* _GOAL OF THE EXERCISE_
Quote every line of the data below as it stands, omitting pictures.

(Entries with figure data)
# # # # # # #

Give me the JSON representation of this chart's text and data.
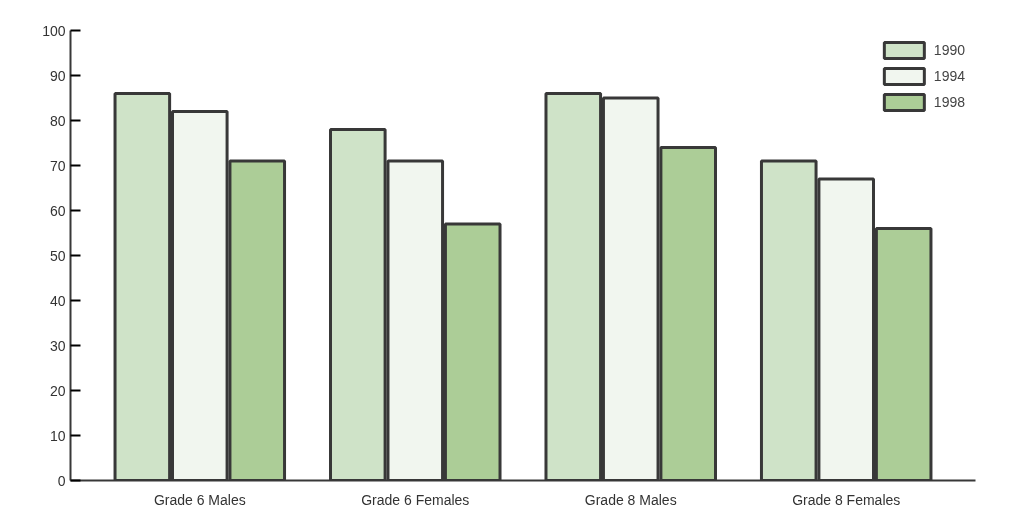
{
  "chart_data": {
    "type": "bar",
    "categories": [
      "Grade 6 Males",
      "Grade 6 Females",
      "Grade 8 Males",
      "Grade 8 Females"
    ],
    "series": [
      {
        "name": "1990",
        "color": "#cfe3c8",
        "values": [
          86,
          78,
          86,
          71
        ]
      },
      {
        "name": "1994",
        "color": "#f1f6ef",
        "values": [
          82,
          71,
          85,
          67
        ]
      },
      {
        "name": "1998",
        "color": "#accd97",
        "values": [
          71,
          57,
          74,
          56
        ]
      }
    ],
    "ylim": [
      0,
      100
    ],
    "yticks": [
      0,
      10,
      20,
      30,
      40,
      50,
      60,
      70,
      80,
      90,
      100
    ],
    "grid": false,
    "legend": "top right"
  }
}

# # # # # # #

* _FINISHED EXERCISE_
Give me the JSON representation of this chart's text and data.
{
  "chart_data": {
    "type": "bar",
    "categories": [
      "Grade 6 Males",
      "Grade 6 Females",
      "Grade 8 Males",
      "Grade 8 Females"
    ],
    "series": [
      {
        "name": "1990",
        "color": "#cfe3c8",
        "values": [
          86,
          78,
          86,
          71
        ]
      },
      {
        "name": "1994",
        "color": "#f1f6ef",
        "values": [
          82,
          71,
          85,
          67
        ]
      },
      {
        "name": "1998",
        "color": "#accd97",
        "values": [
          71,
          57,
          74,
          56
        ]
      }
    ],
    "ylim": [
      0,
      100
    ],
    "yticks": [
      0,
      10,
      20,
      30,
      40,
      50,
      60,
      70,
      80,
      90,
      100
    ],
    "grid": false,
    "legend": "top right"
  }
}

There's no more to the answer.